Keep only the lines that hold the string "Brasil", filtering out the rest of the entries below.

Exercise materials:
------------------------

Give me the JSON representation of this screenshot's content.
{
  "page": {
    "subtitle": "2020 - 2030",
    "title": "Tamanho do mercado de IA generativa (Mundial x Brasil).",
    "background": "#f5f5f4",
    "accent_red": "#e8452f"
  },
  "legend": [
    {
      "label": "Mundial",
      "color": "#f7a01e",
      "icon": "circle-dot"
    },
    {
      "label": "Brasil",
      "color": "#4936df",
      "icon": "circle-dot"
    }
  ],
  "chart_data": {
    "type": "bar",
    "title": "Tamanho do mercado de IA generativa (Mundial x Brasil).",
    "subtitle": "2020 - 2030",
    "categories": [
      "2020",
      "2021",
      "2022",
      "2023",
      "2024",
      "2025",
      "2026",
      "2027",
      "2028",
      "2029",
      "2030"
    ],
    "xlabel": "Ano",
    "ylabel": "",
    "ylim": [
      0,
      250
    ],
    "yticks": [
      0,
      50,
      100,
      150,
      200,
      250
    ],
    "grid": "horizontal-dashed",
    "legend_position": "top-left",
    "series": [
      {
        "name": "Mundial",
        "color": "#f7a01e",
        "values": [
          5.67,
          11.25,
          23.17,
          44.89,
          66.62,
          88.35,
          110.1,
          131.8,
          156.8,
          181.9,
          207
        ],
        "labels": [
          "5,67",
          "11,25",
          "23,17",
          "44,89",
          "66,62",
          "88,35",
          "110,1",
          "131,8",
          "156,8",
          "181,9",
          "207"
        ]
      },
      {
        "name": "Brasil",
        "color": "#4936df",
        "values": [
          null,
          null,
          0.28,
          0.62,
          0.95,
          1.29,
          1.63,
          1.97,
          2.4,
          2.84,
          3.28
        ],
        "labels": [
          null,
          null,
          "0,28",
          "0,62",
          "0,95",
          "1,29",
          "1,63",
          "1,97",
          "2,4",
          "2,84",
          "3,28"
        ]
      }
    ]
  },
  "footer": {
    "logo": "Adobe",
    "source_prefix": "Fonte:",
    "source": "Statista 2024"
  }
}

------------------------

Expected answer:
    "title": "Tamanho do mercado de IA generativa (Mundial x Brasil).",
      "label": "Brasil",
    "title": "Tamanho do mercado de IA generativa (Mundial x Brasil).",
        "name": "Brasil",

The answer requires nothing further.